**Dataset records**
— Start —

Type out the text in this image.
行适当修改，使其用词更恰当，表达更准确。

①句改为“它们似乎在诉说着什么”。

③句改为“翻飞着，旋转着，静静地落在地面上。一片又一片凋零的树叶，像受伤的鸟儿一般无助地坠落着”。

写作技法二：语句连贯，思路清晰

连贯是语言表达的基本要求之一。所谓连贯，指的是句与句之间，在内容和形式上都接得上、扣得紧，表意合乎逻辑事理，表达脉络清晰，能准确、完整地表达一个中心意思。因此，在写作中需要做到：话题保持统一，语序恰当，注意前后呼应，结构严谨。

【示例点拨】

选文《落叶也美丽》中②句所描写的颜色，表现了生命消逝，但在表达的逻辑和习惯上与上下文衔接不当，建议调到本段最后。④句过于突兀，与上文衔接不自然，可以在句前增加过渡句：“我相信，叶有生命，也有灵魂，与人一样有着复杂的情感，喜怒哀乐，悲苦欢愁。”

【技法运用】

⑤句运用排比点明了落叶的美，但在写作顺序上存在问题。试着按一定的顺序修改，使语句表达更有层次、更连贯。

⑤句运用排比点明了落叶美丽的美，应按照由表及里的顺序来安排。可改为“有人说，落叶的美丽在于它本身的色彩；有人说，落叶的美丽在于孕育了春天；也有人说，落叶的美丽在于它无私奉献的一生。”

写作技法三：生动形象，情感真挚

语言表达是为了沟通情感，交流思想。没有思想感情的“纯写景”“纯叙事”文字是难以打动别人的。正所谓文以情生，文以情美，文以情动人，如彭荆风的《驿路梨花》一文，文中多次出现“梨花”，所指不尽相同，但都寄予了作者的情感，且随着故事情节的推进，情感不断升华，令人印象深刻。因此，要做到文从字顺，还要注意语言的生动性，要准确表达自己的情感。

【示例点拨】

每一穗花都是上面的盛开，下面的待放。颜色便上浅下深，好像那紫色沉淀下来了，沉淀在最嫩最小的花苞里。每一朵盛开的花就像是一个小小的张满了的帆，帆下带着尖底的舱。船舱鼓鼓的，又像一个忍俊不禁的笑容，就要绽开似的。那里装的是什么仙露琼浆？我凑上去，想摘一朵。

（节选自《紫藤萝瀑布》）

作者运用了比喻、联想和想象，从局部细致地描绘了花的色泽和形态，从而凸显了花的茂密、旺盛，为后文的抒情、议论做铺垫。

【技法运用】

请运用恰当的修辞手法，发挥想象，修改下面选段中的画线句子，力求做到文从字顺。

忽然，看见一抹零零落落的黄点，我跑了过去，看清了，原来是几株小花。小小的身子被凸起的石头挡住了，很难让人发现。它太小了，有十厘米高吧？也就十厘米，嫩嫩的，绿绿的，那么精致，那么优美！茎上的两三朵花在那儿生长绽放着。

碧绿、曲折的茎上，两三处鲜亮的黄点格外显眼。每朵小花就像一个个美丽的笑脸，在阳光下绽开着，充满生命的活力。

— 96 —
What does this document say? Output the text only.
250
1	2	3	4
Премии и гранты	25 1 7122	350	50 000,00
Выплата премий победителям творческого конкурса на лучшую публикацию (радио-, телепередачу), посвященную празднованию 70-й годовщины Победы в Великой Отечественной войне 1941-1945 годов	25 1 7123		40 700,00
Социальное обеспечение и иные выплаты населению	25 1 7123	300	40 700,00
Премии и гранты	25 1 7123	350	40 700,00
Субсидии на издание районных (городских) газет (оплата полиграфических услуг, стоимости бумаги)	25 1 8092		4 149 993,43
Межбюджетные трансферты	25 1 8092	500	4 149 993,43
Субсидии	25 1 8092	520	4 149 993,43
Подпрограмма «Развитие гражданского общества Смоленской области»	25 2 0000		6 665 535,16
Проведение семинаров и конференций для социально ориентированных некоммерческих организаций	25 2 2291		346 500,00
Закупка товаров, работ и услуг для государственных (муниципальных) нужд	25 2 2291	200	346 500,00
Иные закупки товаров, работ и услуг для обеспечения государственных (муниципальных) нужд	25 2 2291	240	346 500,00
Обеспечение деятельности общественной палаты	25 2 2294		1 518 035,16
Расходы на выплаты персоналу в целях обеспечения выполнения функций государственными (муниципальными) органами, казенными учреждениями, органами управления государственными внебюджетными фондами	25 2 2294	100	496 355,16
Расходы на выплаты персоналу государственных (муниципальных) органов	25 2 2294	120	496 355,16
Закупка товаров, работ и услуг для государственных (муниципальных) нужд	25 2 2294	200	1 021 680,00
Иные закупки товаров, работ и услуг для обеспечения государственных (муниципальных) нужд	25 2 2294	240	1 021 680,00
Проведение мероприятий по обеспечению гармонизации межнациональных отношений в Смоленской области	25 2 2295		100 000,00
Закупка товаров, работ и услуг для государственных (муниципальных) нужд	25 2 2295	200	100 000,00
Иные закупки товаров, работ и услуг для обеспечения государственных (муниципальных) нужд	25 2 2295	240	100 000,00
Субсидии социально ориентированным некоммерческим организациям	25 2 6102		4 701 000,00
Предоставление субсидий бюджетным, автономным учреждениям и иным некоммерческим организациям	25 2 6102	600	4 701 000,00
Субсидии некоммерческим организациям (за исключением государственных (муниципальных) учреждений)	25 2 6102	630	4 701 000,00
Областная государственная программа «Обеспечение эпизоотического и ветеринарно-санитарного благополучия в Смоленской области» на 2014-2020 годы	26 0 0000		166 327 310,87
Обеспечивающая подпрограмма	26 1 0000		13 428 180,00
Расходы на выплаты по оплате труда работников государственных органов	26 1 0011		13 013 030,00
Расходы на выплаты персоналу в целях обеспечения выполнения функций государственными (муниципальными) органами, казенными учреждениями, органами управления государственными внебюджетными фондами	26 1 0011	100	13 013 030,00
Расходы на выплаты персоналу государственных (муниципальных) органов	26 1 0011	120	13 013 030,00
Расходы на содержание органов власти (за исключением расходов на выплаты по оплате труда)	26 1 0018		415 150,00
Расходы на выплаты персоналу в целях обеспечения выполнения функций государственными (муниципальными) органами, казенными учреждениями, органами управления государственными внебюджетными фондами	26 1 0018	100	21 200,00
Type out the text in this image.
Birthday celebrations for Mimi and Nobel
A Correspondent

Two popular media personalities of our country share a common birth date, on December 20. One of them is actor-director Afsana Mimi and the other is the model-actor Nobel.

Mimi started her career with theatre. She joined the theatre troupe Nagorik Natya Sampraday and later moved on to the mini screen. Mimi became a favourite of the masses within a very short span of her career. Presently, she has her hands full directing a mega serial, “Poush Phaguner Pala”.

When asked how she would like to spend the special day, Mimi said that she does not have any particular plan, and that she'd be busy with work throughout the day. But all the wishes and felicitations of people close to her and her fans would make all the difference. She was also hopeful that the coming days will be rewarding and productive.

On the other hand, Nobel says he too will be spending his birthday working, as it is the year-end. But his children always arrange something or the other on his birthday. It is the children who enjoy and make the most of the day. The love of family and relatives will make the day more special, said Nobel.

— End —

**Work to complete**
In full and verbatim, repeat the records given above.

**Task output**
Type out the text in this image.
行适当修改，使其用词更恰当，表达更准确。

①句改为“它们似乎在诉说着什么”。

③句改为“翻飞着，旋转着，静静地落在地面上。一片又一片凋零的树叶，像受伤的鸟儿一般无助地坠落着”。

写作技法二：语句连贯，思路清晰

连贯是语言表达的基本要求之一。所谓连贯，指的是句与句之间，在内容和形式上都接得上、扣得紧，表意合乎逻辑事理，表达脉络清晰，能准确、完整地表达一个中心意思。因此，在写作中需要做到：话题保持统一，语序恰当，注意前后呼应，结构严谨。

【示例点拨】

选文《落叶也美丽》中②句所描写的颜色，表现了生命消逝，但在表达的逻辑和习惯上与上下文衔接不当，建议调到本段最后。④句过于突兀，与上文衔接不自然，可以在句前增加过渡句：“我相信，叶有生命，也有灵魂，与人一样有着复杂的情感，喜怒哀乐，悲苦欢愁。”

【技法运用】

⑤句运用排比点明了落叶的美，但在写作顺序上存在问题。试着按一定的顺序修改，使语句表达更有层次、更连贯。

⑤句运用排比点明了落叶美丽的美，应按照由表及里的顺序来安排。可改为“有人说，落叶的美丽在于它本身的色彩；有人说，落叶的美丽在于孕育了春天；也有人说，落叶的美丽在于它无私奉献的一生。”

写作技法三：生动形象，情感真挚

语言表达是为了沟通情感，交流思想。没有思想感情的“纯写景”“纯叙事”文字是难以打动别人的。正所谓文以情生，文以情美，文以情动人，如彭荆风的《驿路梨花》一文，文中多次出现“梨花”，所指不尽相同，但都寄予了作者的情感，且随着故事情节的推进，情感不断升华，令人印象深刻。因此，要做到文从字顺，还要注意语言的生动性，要准确表达自己的情感。

【示例点拨】

每一穗花都是上面的盛开，下面的待放。颜色便上浅下深，好像那紫色沉淀下来了，沉淀在最嫩最小的花苞里。每一朵盛开的花就像是一个小小的张满了的帆，帆下带着尖底的舱。船舱鼓鼓的，又像一个忍俊不禁的笑容，就要绽开似的。那里装的是什么仙露琼浆？我凑上去，想摘一朵。

（节选自《紫藤萝瀑布》）

作者运用了比喻、联想和想象，从局部细致地描绘了花的色泽和形态，从而凸显了花的茂密、旺盛，为后文的抒情、议论做铺垫。

【技法运用】

请运用恰当的修辞手法，发挥想象，修改下面选段中的画线句子，力求做到文从字顺。

忽然，看见一抹零零落落的黄点，我跑了过去，看清了，原来是几株小花。小小的身子被凸起的石头挡住了，很难让人发现。它太小了，有十厘米高吧？也就十厘米，嫩嫩的，绿绿的，那么精致，那么优美！茎上的两三朵花在那儿生长绽放着。

碧绿、曲折的茎上，两三处鲜亮的黄点格外显眼。每朵小花就像一个个美丽的笑脸，在阳光下绽开着，充满生命的活力。

— 96 —
What does this document say? Output the text only.
250
1	2	3	4
Премии и гранты	25 1 7122	350	50 000,00
Выплата премий победителям творческого конкурса на лучшую публикацию (радио-, телепередачу), посвященную празднованию 70-й годовщины Победы в Великой Отечественной войне 1941-1945 годов	25 1 7123		40 700,00
Социальное обеспечение и иные выплаты населению	25 1 7123	300	40 700,00
Премии и гранты	25 1 7123	350	40 700,00
Субсидии на издание районных (городских) газет (оплата полиграфических услуг, стоимости бумаги)	25 1 8092		4 149 993,43
Межбюджетные трансферты	25 1 8092	500	4 149 993,43
Субсидии	25 1 8092	520	4 149 993,43
Подпрограмма «Развитие гражданского общества Смоленской области»	25 2 0000		6 665 535,16
Проведение семинаров и конференций для социально ориентированных некоммерческих организаций	25 2 2291		346 500,00
Закупка товаров, работ и услуг для государственных (муниципальных) нужд	25 2 2291	200	346 500,00
Иные закупки товаров, работ и услуг для обеспечения государственных (муниципальных) нужд	25 2 2291	240	346 500,00
Обеспечение деятельности общественной палаты	25 2 2294		1 518 035,16
Расходы на выплаты персоналу в целях обеспечения выполнения функций государственными (муниципальными) органами, казенными учреждениями, органами управления государственными внебюджетными фондами	25 2 2294	100	496 355,16
Расходы на выплаты персоналу государственных (муниципальных) органов	25 2 2294	120	496 355,16
Закупка товаров, работ и услуг для государственных (муниципальных) нужд	25 2 2294	200	1 021 680,00
Иные закупки товаров, работ и услуг для обеспечения государственных (муниципальных) нужд	25 2 2294	240	1 021 680,00
Проведение мероприятий по обеспечению гармонизации межнациональных отношений в Смоленской области	25 2 2295		100 000,00
Закупка товаров, работ и услуг для государственных (муниципальных) нужд	25 2 2295	200	100 000,00
Иные закупки товаров, работ и услуг для обеспечения государственных (муниципальных) нужд	25 2 2295	240	100 000,00
Субсидии социально ориентированным некоммерческим организациям	25 2 6102		4 701 000,00
Предоставление субсидий бюджетным, автономным учреждениям и иным некоммерческим организациям	25 2 6102	600	4 701 000,00
Субсидии некоммерческим организациям (за исключением государственных (муниципальных) учреждений)	25 2 6102	630	4 701 000,00
Областная государственная программа «Обеспечение эпизоотического и ветеринарно-санитарного благополучия в Смоленской области» на 2014-2020 годы	26 0 0000		166 327 310,87
Обеспечивающая подпрограмма	26 1 0000		13 428 180,00
Расходы на выплаты по оплате труда работников государственных органов	26 1 0011		13 013 030,00
Расходы на выплаты персоналу в целях обеспечения выполнения функций государственными (муниципальными) органами, казенными учреждениями, органами управления государственными внебюджетными фондами	26 1 0011	100	13 013 030,00
Расходы на выплаты персоналу государственных (муниципальных) органов	26 1 0011	120	13 013 030,00
Расходы на содержание органов власти (за исключением расходов на выплаты по оплате труда)	26 1 0018		415 150,00
Расходы на выплаты персоналу в целях обеспечения выполнения функций государственными (муниципальными) органами, казенными учреждениями, органами управления государственными внебюджетными фондами	26 1 0018	100	21 200,00
Type out the text in this image.
Birthday celebrations for Mimi and Nobel
A Correspondent

Two popular media personalities of our country share a common birth date, on December 20. One of them is actor-director Afsana Mimi and the other is the model-actor Nobel.

Mimi started her career with theatre. She joined the theatre troupe Nagorik Natya Sampraday and later moved on to the mini screen. Mimi became a favourite of the masses within a very short span of her career. Presently, she has her hands full directing a mega serial, “Poush Phaguner Pala”.

When asked how she would like to spend the special day, Mimi said that she does not have any particular plan, and that she'd be busy with work throughout the day. But all the wishes and felicitations of people close to her and her fans would make all the difference. She was also hopeful that the coming days will be rewarding and productive.

On the other hand, Nobel says he too will be spending his birthday working, as it is the year-end. But his children always arrange something or the other on his birthday. It is the children who enjoy and make the most of the day. The love of family and relatives will make the day more special, said Nobel.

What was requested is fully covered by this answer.